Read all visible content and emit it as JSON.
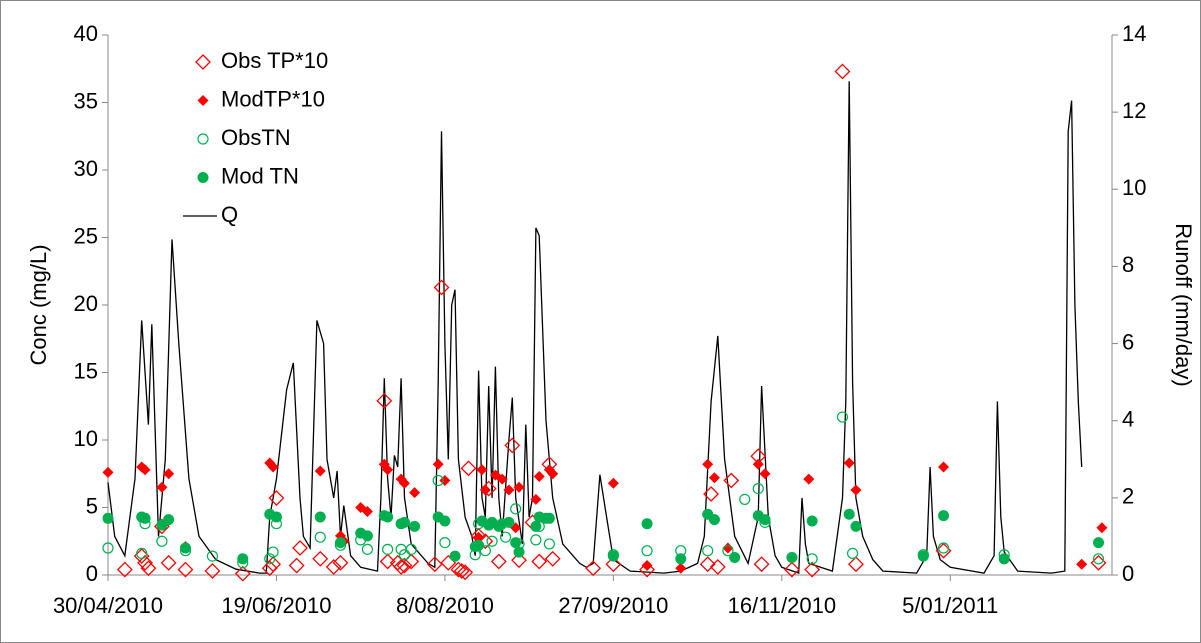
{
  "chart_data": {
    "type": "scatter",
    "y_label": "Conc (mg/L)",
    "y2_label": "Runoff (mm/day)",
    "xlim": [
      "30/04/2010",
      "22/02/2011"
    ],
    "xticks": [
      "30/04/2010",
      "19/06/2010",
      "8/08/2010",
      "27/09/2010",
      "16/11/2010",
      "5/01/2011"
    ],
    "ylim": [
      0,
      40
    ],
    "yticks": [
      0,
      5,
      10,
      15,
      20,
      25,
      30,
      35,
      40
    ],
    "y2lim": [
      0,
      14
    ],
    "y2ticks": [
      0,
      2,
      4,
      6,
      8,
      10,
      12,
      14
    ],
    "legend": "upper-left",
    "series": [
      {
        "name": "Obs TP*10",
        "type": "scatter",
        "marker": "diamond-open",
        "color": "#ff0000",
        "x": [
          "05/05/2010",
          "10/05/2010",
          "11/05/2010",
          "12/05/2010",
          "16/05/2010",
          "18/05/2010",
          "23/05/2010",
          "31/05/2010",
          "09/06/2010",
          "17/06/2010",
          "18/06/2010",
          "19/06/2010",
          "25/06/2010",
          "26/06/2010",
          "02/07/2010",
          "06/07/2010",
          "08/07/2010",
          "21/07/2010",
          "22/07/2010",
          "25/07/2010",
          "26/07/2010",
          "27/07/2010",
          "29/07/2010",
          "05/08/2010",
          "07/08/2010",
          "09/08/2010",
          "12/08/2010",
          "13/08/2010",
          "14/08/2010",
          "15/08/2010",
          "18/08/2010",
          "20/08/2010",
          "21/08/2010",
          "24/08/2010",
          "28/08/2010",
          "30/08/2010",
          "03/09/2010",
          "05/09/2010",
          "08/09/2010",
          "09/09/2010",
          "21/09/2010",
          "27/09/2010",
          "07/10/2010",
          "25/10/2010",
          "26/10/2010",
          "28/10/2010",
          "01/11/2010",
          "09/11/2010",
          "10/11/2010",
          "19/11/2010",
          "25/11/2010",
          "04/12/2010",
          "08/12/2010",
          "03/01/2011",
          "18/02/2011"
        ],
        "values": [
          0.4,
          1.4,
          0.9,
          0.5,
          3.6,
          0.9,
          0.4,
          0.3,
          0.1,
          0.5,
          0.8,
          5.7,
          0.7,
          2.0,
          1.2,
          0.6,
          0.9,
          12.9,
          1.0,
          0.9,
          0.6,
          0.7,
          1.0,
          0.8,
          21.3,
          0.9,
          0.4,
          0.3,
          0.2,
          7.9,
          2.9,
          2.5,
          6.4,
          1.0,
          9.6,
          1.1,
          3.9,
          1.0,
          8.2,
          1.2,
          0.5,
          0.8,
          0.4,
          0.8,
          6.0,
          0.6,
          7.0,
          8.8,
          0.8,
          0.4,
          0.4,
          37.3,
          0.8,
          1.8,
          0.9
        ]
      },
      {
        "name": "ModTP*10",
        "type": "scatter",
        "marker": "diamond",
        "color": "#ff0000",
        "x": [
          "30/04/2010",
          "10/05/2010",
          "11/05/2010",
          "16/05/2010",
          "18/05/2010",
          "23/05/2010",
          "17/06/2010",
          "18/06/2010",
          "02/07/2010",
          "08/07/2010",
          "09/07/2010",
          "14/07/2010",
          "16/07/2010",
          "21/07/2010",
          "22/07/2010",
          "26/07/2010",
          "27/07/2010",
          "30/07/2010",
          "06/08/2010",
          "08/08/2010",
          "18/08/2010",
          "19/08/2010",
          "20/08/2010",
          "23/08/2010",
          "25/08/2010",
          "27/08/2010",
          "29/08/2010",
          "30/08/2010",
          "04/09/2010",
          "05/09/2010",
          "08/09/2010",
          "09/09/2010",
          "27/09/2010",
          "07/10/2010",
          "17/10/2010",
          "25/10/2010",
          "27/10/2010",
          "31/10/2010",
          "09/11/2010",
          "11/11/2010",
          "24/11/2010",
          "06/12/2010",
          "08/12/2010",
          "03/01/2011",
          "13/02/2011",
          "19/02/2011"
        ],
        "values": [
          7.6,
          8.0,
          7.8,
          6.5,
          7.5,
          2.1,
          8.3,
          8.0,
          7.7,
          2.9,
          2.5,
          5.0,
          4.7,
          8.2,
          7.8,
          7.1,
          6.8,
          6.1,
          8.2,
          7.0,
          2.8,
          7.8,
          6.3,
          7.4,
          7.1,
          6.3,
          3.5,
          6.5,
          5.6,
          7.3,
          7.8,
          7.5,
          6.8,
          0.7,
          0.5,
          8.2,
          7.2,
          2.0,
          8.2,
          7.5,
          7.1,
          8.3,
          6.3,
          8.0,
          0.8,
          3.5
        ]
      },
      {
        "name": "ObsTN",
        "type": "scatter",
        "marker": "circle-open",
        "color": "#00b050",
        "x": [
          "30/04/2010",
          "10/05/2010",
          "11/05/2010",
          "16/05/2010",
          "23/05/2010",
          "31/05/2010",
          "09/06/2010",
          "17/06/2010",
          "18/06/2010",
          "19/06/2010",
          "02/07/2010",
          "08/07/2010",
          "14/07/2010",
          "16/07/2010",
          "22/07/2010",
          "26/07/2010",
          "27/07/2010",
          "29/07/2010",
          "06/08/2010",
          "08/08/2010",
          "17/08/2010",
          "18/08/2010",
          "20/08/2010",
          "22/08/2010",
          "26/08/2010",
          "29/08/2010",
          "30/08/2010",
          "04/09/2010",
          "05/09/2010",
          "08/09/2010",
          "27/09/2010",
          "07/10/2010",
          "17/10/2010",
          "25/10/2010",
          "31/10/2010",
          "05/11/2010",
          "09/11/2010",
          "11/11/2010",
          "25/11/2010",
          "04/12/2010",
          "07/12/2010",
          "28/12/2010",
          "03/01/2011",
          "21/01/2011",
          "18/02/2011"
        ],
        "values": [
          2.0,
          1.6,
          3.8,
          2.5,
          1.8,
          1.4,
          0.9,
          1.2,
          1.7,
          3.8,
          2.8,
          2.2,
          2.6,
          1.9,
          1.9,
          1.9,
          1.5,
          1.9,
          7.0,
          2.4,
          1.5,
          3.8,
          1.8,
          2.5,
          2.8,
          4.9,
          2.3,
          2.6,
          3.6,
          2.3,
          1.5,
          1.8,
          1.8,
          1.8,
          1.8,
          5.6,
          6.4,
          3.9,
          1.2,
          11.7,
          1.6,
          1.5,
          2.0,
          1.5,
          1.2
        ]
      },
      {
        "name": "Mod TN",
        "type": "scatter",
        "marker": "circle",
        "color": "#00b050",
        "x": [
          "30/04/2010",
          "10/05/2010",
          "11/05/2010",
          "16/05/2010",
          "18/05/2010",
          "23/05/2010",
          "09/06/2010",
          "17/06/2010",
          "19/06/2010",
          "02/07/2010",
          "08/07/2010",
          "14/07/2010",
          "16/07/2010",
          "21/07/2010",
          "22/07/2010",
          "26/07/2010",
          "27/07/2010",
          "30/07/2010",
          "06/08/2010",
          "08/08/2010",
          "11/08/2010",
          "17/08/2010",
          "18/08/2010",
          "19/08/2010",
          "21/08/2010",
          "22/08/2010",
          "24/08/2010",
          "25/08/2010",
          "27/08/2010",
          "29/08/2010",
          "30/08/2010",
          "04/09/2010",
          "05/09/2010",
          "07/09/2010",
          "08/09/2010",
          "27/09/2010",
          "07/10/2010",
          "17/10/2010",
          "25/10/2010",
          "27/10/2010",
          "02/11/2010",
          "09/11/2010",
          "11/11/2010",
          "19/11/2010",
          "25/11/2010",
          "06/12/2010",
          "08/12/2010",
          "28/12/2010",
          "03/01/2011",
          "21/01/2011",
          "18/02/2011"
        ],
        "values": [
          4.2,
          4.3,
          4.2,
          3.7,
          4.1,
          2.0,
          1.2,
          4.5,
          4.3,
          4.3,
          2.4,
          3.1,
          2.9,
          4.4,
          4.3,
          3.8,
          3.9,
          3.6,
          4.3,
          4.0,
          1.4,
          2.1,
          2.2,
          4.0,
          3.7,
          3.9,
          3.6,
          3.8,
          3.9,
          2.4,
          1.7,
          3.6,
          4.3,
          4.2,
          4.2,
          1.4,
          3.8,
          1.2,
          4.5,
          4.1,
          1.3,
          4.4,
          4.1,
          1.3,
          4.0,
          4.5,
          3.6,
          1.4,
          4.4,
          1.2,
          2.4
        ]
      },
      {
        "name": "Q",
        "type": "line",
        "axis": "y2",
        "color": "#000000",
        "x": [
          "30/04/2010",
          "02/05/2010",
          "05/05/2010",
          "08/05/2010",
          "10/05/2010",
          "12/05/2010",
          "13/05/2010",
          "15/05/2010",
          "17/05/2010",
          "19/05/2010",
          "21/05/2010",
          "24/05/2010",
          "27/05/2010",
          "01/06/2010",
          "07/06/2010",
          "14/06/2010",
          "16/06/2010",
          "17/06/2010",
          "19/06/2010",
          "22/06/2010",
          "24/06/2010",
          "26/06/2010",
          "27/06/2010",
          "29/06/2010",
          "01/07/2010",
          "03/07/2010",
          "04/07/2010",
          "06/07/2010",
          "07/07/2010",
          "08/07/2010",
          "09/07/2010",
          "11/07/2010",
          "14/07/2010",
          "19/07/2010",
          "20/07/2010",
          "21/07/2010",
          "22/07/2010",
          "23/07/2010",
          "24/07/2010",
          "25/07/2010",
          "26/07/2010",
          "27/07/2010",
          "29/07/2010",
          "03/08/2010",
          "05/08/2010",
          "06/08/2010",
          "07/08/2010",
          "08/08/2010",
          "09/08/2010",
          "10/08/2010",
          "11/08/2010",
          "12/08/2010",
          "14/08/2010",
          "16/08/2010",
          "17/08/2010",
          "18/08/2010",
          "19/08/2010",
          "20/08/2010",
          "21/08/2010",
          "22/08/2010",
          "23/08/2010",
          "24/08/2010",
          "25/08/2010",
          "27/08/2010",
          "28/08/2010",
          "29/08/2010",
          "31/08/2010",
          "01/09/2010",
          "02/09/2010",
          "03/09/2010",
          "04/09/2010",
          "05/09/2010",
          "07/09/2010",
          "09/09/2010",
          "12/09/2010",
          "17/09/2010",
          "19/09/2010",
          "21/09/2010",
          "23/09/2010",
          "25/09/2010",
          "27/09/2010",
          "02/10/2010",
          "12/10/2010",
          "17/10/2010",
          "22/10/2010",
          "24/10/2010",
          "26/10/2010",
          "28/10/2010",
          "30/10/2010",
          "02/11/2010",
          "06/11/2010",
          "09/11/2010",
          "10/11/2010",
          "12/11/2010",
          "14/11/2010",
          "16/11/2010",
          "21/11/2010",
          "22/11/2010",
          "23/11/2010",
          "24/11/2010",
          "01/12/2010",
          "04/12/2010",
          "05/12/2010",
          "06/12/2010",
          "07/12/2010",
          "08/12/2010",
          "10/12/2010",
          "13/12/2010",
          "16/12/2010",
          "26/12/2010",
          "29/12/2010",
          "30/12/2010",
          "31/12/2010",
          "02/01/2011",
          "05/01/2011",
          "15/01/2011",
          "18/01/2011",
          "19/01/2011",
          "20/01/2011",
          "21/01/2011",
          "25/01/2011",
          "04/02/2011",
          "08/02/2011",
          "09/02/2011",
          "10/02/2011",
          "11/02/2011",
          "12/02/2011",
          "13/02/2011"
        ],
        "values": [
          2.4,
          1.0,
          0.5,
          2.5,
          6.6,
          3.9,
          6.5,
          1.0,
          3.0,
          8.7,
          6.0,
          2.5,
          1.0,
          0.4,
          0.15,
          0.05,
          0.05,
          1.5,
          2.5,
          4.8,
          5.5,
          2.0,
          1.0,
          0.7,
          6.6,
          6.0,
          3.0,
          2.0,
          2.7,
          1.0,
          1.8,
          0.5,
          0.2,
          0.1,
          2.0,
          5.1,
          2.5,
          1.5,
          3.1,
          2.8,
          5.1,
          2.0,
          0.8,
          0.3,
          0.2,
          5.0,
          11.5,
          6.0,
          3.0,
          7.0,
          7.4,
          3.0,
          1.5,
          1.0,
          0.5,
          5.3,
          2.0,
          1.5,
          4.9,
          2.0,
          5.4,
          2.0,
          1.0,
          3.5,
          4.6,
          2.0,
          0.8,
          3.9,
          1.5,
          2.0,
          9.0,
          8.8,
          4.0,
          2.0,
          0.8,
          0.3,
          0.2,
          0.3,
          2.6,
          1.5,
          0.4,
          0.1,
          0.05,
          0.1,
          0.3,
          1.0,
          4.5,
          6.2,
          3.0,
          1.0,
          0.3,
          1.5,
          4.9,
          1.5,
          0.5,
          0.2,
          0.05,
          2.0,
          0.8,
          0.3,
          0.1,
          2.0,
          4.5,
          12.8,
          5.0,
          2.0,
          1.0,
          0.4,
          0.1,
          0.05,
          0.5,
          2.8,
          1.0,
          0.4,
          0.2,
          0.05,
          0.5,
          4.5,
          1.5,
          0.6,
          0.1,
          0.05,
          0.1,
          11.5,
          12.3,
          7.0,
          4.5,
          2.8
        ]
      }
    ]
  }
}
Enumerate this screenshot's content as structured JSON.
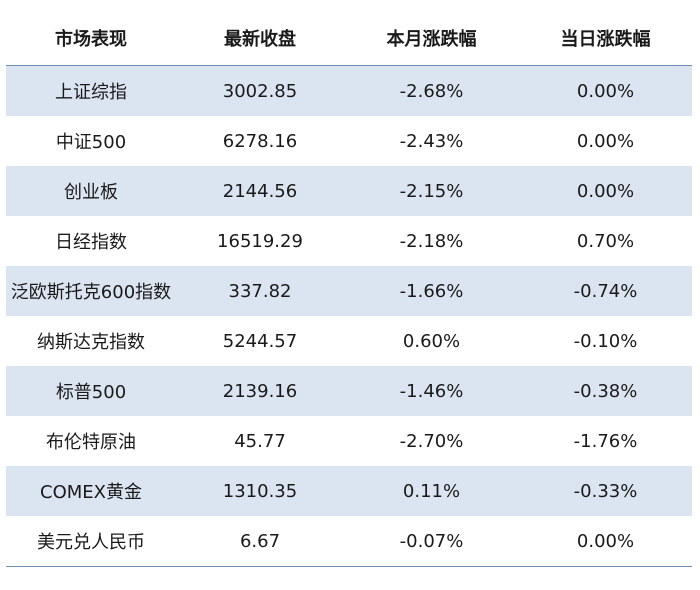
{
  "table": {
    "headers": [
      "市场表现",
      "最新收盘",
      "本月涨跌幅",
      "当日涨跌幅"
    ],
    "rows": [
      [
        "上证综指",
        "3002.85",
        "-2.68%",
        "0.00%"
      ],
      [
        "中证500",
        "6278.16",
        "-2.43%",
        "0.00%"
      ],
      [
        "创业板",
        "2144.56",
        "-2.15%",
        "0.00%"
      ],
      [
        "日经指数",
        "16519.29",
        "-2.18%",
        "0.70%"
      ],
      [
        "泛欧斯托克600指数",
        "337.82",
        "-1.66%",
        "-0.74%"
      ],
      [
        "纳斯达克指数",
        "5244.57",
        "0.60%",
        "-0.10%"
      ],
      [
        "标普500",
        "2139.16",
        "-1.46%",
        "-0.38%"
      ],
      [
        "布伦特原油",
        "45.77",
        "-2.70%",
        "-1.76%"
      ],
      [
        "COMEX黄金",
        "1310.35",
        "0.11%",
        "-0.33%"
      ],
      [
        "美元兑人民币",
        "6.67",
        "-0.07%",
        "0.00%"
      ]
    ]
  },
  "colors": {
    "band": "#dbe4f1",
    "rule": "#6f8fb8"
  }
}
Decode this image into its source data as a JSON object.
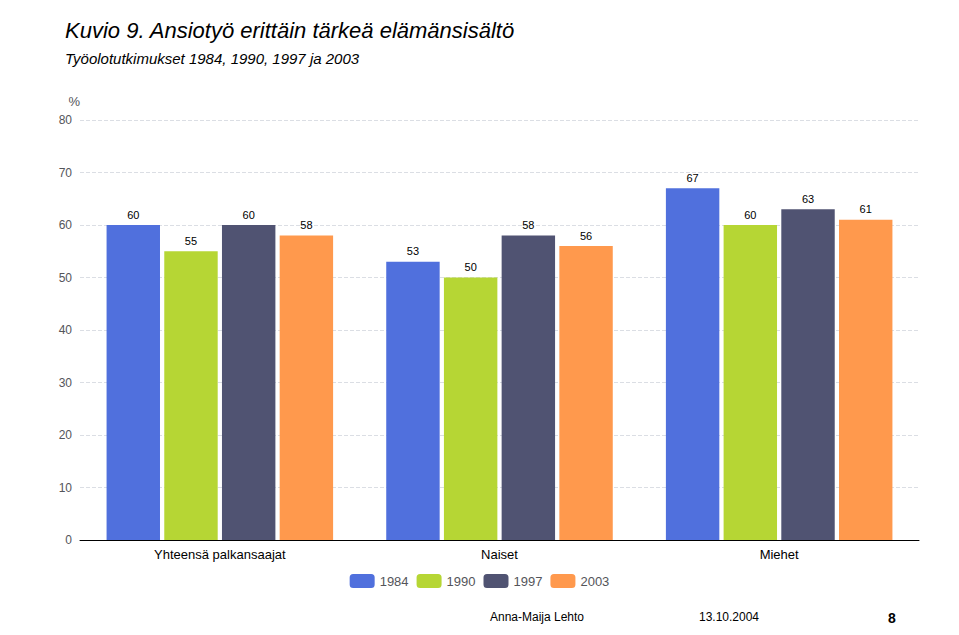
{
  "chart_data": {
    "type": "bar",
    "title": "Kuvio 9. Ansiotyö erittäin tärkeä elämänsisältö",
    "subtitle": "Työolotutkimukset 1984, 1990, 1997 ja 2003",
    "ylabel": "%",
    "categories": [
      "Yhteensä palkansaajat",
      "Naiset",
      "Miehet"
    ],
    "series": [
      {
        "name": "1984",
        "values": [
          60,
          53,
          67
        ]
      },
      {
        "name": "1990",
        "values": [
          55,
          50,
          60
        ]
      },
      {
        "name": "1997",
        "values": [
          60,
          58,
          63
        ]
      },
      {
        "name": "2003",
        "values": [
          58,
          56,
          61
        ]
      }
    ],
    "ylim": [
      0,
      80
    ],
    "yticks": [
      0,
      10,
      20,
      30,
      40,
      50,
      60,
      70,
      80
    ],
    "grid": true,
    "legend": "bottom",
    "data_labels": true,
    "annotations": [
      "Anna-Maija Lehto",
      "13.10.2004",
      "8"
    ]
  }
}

════════

TO DO
Write out, exactly, each line from the one containing "Decode this image" down to the final line of the data above. Both of those lines count, and the pictures are left out.

ANSWER TO THE EXERCISE
Decode this image into its source data as a JSON object.
{
  "chart_data": {
    "type": "bar",
    "title": "Kuvio 9. Ansiotyö erittäin tärkeä elämänsisältö",
    "subtitle": "Työolotutkimukset 1984, 1990, 1997 ja 2003",
    "ylabel": "%",
    "categories": [
      "Yhteensä palkansaajat",
      "Naiset",
      "Miehet"
    ],
    "series": [
      {
        "name": "1984",
        "values": [
          60,
          53,
          67
        ]
      },
      {
        "name": "1990",
        "values": [
          55,
          50,
          60
        ]
      },
      {
        "name": "1997",
        "values": [
          60,
          58,
          63
        ]
      },
      {
        "name": "2003",
        "values": [
          58,
          56,
          61
        ]
      }
    ],
    "ylim": [
      0,
      80
    ],
    "yticks": [
      0,
      10,
      20,
      30,
      40,
      50,
      60,
      70,
      80
    ],
    "grid": true,
    "legend": "bottom",
    "data_labels": true,
    "annotations": [
      "Anna-Maija Lehto",
      "13.10.2004",
      "8"
    ]
  }
}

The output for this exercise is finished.